КОРОТКОЕ ЗАДАНИЕ A -> Назовите все сёла, упомянутые в отрывке об оберегах андалальцев от непогоды, каждое по одному разу.

ПРИВЕДЁННЫЙ ОТРЫВОК ->
Андалальцы применяли целый комплекс мероприятий и оберегов, призванных предотвратить и приостановить нежелательные атмосферные явления и осадки (гром и молнию, ливни и град): стреляли из ружей в небо или грозовую тучу (в с. Бацада в небо стреляли для того, чтобы напугать «чIегIераб гъедо» («черная ворона»), которая якобы несет за собой грозовую тучу с градом); брали в рот одну или несколько градинок (в с. Наказух – не касаясь их при этом руками), раскусывали их, жевали, а затем выплевывали; втыкали нож в землю (с. Шулани); выбрасывали во двор золу (с. Чох), топор или кинжал (с. Бацада), очажную треногу («цIугь») вверх ножками или сковороду («къоно») вверх дном, а вовнутрь треноги и на дно сковороды сыпали золу.

ФРАГМЕНТ ДАННЫХ ->
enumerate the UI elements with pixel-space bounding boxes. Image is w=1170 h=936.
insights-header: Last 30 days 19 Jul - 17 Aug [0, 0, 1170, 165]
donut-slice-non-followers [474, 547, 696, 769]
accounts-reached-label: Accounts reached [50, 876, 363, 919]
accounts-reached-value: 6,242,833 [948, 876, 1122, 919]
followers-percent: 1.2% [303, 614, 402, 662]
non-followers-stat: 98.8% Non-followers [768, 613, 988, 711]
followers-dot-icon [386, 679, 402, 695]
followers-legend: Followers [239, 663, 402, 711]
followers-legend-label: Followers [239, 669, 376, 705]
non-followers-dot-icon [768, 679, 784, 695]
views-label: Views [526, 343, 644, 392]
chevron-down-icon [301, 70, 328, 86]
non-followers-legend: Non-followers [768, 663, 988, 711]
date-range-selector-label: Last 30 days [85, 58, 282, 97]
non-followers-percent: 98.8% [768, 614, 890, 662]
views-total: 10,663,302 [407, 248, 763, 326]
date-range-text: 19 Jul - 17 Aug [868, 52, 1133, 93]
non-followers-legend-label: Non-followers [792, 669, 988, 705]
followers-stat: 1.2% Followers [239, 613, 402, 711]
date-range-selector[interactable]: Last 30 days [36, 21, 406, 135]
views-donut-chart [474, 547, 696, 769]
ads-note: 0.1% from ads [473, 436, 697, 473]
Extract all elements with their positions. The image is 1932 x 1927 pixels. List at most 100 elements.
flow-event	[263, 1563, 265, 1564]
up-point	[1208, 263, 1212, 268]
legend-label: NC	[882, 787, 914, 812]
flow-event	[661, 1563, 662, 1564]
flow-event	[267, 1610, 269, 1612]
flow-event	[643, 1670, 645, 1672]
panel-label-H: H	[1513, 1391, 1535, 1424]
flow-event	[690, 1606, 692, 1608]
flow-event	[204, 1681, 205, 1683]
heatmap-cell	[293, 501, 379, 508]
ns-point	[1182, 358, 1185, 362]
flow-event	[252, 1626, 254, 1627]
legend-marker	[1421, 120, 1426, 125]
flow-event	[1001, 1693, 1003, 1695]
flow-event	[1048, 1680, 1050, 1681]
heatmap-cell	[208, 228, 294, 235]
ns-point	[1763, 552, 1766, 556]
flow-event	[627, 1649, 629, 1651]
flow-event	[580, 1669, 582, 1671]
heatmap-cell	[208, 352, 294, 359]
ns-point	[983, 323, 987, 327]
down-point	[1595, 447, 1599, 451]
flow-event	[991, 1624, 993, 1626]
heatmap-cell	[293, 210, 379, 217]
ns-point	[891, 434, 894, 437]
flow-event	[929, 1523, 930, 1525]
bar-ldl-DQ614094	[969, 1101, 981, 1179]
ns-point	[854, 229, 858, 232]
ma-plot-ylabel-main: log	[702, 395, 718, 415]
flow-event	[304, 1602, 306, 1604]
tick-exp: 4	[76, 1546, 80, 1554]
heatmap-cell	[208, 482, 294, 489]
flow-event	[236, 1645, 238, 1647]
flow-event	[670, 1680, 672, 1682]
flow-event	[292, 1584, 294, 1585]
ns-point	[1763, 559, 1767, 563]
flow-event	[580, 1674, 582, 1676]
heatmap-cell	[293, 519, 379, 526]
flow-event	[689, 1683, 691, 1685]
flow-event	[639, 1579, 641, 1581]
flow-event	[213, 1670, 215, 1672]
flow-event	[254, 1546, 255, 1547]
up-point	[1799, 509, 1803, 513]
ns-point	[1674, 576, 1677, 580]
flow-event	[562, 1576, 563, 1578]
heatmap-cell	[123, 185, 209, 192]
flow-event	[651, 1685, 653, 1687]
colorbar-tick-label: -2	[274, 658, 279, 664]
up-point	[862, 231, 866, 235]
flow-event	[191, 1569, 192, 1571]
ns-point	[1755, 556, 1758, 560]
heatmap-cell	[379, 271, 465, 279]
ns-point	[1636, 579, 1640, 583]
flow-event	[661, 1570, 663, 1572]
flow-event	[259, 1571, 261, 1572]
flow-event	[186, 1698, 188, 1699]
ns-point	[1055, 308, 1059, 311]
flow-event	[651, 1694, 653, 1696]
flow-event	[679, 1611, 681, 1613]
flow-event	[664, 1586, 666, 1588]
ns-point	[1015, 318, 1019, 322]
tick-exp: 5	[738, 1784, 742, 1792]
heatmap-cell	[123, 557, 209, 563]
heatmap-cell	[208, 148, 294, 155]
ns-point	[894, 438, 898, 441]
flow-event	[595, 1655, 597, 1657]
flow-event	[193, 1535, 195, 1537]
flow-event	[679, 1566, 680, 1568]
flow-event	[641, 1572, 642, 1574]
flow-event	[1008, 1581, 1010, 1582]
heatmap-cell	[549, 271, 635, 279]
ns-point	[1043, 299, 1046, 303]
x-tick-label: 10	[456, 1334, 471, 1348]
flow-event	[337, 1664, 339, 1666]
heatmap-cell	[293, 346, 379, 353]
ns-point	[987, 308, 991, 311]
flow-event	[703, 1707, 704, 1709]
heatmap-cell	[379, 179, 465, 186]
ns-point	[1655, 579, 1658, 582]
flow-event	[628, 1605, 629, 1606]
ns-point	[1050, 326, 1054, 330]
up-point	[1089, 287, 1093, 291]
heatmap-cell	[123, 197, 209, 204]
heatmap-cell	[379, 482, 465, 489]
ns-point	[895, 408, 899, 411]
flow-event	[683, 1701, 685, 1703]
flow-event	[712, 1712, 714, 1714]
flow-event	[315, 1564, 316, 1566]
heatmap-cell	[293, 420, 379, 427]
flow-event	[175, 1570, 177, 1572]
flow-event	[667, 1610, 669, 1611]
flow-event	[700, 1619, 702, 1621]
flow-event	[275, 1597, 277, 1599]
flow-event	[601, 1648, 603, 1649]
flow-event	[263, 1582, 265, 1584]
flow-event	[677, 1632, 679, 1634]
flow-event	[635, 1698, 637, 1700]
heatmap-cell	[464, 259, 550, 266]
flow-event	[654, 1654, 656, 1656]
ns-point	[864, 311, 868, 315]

КОРОТКОЕ ЗАДАНИЕ B -> Оформите нумерованным списком строки листинга от его начала до строки с «accounts-reached-label: Accounts reached» включительно, пропустив пустые строки.

ВЕРНЫЙ РЕЗУЛЬТАТ A -> Бацада, Наказух, Шулани, Чох

ВЕРНЫЙ РЕЗУЛЬТАТ B ->
1. enumerate the UI elements with pixel-space bounding boxes. Image is w=1170 h=936.
2. insights-header: Last 30 days 19 Jul - 17 Aug [0, 0, 1170, 165]
3. donut-slice-non-followers [474, 547, 696, 769]
4. accounts-reached-label: Accounts reached [50, 876, 363, 919]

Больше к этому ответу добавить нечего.